Set task
Arrange the data as a Markdown table with columns "Row" and "Line," starting at the first line and ending after the line that contains "exercise-item: 1. 一队学生从学校步行去博物馆，他们以". Leave out any blank lines.

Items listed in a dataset
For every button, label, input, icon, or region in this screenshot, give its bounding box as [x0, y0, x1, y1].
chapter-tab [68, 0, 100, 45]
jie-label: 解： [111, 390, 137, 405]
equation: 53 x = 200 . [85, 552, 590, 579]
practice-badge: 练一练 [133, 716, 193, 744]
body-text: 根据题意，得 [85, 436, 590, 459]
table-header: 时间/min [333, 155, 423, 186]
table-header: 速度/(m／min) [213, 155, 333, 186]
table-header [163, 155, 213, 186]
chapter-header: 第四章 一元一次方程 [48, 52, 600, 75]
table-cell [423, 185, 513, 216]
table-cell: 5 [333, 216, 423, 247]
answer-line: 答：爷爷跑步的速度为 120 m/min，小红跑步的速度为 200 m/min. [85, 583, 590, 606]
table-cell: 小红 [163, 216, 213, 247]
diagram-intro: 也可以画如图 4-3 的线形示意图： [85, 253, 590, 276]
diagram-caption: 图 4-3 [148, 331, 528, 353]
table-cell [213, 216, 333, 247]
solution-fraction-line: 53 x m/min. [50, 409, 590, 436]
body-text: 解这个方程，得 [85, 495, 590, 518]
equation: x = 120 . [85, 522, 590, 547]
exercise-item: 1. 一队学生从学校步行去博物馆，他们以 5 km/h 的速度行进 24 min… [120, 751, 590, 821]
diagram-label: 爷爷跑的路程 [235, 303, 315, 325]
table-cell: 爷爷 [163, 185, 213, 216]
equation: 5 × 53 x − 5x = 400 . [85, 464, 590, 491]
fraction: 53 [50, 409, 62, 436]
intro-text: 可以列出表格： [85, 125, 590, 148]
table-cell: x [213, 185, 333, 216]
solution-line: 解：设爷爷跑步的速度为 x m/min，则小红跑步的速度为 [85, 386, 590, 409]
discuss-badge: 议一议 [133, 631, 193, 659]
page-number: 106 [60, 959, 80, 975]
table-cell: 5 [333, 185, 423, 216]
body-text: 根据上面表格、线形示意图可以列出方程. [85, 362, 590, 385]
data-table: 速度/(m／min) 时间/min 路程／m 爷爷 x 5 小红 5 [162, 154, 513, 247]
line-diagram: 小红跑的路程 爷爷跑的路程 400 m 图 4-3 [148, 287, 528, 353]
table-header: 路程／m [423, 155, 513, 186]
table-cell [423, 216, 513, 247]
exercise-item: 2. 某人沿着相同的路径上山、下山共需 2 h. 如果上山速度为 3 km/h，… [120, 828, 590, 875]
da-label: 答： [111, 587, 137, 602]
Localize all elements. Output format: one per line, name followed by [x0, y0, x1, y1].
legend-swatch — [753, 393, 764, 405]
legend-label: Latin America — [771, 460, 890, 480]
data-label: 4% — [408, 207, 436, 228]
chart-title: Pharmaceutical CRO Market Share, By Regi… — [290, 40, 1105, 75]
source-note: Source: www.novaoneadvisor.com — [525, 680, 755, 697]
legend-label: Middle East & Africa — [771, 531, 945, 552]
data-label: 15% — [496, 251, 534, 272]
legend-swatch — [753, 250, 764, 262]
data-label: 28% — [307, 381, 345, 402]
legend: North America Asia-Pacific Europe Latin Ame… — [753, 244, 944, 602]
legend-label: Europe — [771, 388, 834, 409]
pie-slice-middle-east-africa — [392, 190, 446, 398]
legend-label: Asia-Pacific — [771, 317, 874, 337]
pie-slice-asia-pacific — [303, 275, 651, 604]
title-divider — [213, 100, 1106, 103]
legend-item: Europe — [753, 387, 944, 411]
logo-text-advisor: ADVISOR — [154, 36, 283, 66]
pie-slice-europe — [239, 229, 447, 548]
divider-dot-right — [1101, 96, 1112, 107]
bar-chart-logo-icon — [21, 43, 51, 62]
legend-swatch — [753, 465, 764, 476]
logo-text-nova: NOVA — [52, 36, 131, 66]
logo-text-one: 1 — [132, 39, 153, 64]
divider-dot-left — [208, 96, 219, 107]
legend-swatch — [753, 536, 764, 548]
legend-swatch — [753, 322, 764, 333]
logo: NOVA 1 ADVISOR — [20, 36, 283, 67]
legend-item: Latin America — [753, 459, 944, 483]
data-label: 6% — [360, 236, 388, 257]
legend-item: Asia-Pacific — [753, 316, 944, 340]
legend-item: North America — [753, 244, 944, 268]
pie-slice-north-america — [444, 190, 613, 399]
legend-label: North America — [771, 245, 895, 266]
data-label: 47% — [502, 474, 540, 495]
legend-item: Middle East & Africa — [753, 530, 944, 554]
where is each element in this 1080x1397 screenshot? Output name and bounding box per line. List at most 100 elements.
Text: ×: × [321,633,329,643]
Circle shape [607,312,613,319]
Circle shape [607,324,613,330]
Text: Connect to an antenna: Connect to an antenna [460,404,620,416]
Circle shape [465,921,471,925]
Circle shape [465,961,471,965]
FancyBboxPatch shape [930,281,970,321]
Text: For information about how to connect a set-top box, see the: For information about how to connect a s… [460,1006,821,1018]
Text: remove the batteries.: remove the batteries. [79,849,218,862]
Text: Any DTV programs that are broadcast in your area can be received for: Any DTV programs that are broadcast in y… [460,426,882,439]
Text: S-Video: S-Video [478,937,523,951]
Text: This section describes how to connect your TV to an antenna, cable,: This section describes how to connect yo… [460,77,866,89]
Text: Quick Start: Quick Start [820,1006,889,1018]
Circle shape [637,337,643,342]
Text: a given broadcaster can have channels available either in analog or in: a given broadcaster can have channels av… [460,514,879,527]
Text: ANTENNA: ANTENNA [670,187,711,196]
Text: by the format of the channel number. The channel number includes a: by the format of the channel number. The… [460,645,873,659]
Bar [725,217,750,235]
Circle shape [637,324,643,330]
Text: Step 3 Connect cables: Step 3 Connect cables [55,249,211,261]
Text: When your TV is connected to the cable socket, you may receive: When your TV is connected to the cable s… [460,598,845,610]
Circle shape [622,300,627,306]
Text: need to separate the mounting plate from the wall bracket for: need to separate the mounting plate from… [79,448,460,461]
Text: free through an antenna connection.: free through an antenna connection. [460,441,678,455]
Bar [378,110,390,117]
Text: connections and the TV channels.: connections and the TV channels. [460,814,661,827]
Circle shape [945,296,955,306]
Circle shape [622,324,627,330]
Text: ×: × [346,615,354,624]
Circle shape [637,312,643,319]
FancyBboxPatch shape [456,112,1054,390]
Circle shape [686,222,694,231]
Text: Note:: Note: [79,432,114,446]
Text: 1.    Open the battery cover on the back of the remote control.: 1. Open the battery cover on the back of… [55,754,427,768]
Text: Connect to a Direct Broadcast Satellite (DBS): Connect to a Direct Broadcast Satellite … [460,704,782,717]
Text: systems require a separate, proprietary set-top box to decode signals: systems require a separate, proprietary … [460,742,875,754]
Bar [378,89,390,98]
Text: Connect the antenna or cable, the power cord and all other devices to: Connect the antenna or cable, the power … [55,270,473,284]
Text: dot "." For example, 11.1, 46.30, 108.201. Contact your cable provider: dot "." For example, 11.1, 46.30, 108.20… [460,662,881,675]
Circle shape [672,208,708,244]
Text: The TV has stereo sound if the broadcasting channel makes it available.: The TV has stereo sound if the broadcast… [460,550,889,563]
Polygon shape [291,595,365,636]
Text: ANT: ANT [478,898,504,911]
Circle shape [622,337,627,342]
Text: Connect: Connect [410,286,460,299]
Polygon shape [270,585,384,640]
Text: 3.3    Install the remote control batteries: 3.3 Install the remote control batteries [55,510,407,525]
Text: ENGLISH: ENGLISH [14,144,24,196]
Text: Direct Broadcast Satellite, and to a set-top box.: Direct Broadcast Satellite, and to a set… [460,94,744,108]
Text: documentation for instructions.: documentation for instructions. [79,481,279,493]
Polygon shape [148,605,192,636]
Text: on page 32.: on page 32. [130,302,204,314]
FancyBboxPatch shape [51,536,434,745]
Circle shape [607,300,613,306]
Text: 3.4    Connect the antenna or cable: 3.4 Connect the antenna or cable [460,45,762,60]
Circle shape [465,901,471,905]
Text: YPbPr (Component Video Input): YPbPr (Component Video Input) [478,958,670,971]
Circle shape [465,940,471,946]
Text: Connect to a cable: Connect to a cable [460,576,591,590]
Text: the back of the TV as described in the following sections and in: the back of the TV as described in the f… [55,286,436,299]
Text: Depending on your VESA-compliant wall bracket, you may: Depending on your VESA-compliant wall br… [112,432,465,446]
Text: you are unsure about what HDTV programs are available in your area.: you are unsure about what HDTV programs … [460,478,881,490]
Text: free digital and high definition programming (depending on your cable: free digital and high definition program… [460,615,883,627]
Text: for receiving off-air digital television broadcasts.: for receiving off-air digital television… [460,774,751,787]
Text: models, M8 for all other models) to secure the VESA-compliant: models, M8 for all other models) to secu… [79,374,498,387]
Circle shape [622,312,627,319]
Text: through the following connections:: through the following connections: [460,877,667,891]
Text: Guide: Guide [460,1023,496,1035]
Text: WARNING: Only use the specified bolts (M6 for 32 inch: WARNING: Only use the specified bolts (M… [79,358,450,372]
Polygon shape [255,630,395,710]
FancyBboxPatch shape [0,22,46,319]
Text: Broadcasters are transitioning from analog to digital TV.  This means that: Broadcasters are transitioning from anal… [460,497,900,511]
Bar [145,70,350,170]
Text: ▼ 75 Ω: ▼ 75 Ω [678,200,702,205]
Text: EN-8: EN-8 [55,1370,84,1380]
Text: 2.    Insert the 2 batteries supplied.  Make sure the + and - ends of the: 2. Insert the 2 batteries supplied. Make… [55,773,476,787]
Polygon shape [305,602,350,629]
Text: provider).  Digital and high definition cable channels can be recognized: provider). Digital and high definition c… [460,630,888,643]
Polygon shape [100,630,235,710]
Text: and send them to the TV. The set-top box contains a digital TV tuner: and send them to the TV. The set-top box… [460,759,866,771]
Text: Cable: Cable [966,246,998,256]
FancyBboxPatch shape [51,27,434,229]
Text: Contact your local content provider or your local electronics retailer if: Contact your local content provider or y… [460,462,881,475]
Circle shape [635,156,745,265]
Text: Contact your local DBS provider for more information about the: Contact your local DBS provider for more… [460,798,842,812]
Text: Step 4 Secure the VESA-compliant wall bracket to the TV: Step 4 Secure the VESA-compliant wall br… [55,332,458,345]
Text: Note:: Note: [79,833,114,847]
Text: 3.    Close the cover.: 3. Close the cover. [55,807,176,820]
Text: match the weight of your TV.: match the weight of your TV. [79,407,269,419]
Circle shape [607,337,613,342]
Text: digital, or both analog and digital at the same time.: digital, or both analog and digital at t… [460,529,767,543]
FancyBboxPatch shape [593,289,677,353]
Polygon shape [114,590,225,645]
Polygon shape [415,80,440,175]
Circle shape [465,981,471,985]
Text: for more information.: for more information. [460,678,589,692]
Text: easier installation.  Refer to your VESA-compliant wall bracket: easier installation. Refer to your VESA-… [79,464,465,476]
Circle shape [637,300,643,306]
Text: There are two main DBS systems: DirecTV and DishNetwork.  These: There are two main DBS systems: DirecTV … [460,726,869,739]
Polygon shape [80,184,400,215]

Reply to the task
| Row | Line |
|---|---|
| 1 | For every button, label, input, icon, or region in this screenshot, give its bounding box as [x0, y0, x1, y1]. |
| 2 | chapter-tab [68, 0, 100, 45] |
| 3 | jie-label: 解： [111, 390, 137, 405] |
| 4 | equation: 53 x = 200 . [85, 552, 590, 579] |
| 5 | practice-badge: 练一练 [133, 716, 193, 744] |
| 6 | body-text: 根据题意，得 [85, 436, 590, 459] |
| 7 | table-header: 时间/min [333, 155, 423, 186] |
| 8 | table-header: 速度/(m／min) [213, 155, 333, 186] |
| 9 | table-header [163, 155, 213, 186] |
| 10 | chapter-header: 第四章 一元一次方程 [48, 52, 600, 75] |
| 11 | table-cell [423, 185, 513, 216] |
| 12 | table-cell: 5 [333, 216, 423, 247] |
| 13 | answer-line: 答：爷爷跑步的速度为 120 m/min，小红跑步的速度为 200 m/min. [85, 583, 590, 606] |
| 14 | table-cell: 小红 [163, 216, 213, 247] |
| 15 | diagram-intro: 也可以画如图 4-3 的线形示意图： [85, 253, 590, 276] |
| 16 | diagram-caption: 图 4-3 [148, 331, 528, 353] |
| 17 | table-cell [213, 216, 333, 247] |
| 18 | solution-fraction-line: 53 x m/min. [50, 409, 590, 436] |
| 19 | body-text: 解这个方程，得 [85, 495, 590, 518] |
| 20 | equation: x = 120 . [85, 522, 590, 547] |
| 21 | exercise-item: 1. 一队学生从学校步行去博物馆，他们以 5 km/h 的速度行进 24 min… [120, 751, 590, 821] |